▶ **Work instructions**
**1.** In the grep thread, swap "A1234" for "B5678" and write out the passage starting at "Wasn’t working for" and ending at "on each line.".
**2.** According to the grep thread, what special meaning does the dollar sign have in RegEx?

▶ **Provided text**
------
Using grep to search for line that begins with a variable whose value is a dollar sign

I found a lot of very similar problems, but not exactly this.
I have a text file with the following contents (no repeats, fixed 4 characters per line):


I’m trying to use grep to search for a line that begins with the character $char that’s been input by using $char to define the search terms, and assign the four numbers after it to $numbr. Here’s what it looks like:

numbr=`grep ^"${char}" file.txt | cut -c 2,3,4,5`

This works for any character I need, except for dollar signs, which leave $numbr empty.

The input character $char is defined beforehand as follows, if that helps:

char="`dd if=text.txt ibs=1 skip=$skipcount count=1`"

($skipcount is an integer)

I tried with and without -E flag, and every way of escaping the value of $char I could find. I don’t need to use grep specifically, I just had the most success with it so far.

I’ve been stuck on this for quite a while, so any help would be greatly appreciated. Apologies if I managed to duplicate a post, and thanks to all who contribute here, I’ve found a solution to almost every problem within a minute or two.

Edit: Sorry to the guy whose comment I accidentally deleted. The gist was he suggested echo and pipe, something like this (I assumed this was partial and I needed to fill in the rest):

echo "${char}" | grep '^$'

Wasn’t working for me. I also wasn’t clear enough – in each string in the .txt (ex. A1234), only the first character is what’s assigned to $char. The 4 numbers after $char is what I need assigned to $numbr, and that string can occur at any line in the .txt file. There will be no other bytes on each line.

Asked By: Aylox


$ has a special meaning in RegEx (end of the line) … So, to match it litterlally, it needs to be stripped of that special meaning by e.g. escaping it with a backslash … To do that dynamically, you can use Bash’s parameter expansion like ${char/$/\$}:

grep -Po "^${char/$/\$}K[[:digit:]]+" file.txt

… where:

  • grep‘s options -Po will enable Perl style regular expressions (needed for K) and only print the matching capturing group(s).

  • ^ will match the beginning of a line.
------
▶ **Records**
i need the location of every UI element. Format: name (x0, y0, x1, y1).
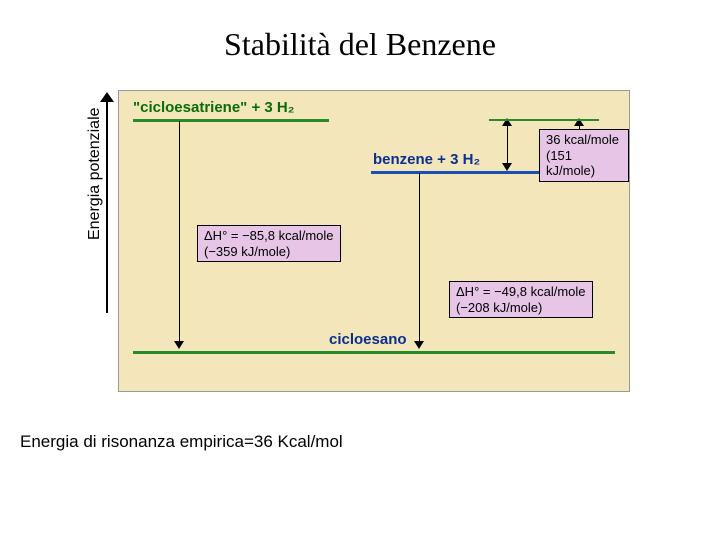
energy-diagram: "cicloesatriene" + 3 H₂ benzene + 3 H₂ c… (118, 90, 630, 392)
caption-text: Energia di risonanza empirica=36 Kcal/mo… (20, 432, 343, 452)
delta-box-dh1: ΔH° = −85,8 kcal/mole (−359 kJ/mole) (197, 225, 341, 262)
label-cicloesano: cicloesano (329, 331, 407, 348)
delta-dh2-line2: (−208 kJ/mole) (456, 300, 586, 316)
label-cicloesatriene: "cicloesatriene" + 3 H₂ (133, 99, 294, 116)
delta-gap-line1: 36 kcal/mole (546, 132, 622, 148)
delta-dh1-line2: (−359 kJ/mole) (204, 244, 334, 260)
level-benzene (371, 171, 539, 174)
level-cicloesatriene (133, 119, 329, 122)
delta-box-gap: 36 kcal/mole (151 kJ/mole) (539, 129, 629, 182)
level-cicloesatriene-guide (489, 119, 599, 121)
arrowhead-down-icon (414, 341, 424, 349)
arrow-gap-left (507, 124, 508, 166)
arrowhead-down-icon (174, 341, 184, 349)
arrow-dh1 (179, 121, 180, 343)
y-axis-label: Energia potenziale (86, 107, 104, 240)
delta-gap-line2: (151 kJ/mole) (546, 148, 622, 179)
level-cicloesano (133, 351, 615, 354)
arrowhead-down-icon (502, 163, 512, 171)
page-title: Stabilità del Benzene (0, 26, 720, 63)
y-axis-line (106, 98, 108, 313)
arrow-dh2 (419, 173, 420, 343)
y-axis-arrow-icon (100, 92, 114, 102)
delta-box-dh2: ΔH° = −49,8 kcal/mole (−208 kJ/mole) (449, 281, 593, 318)
delta-dh1-line1: ΔH° = −85,8 kcal/mole (204, 228, 334, 244)
delta-dh2-line1: ΔH° = −49,8 kcal/mole (456, 284, 586, 300)
label-benzene: benzene + 3 H₂ (373, 151, 480, 168)
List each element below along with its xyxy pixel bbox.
------
▶ **Per-task outputs**
**1.**
Wasn’t working for me. I also wasn’t clear enough – in each string in the .txt (ex. B5678), only the first character is what’s assigned to $char. The 4 numbers after $char is what I need assigned to $numbr, and that string can occur at any line in the .txt file. There will be no other bytes on each line.

**2.** It matches the end of the line.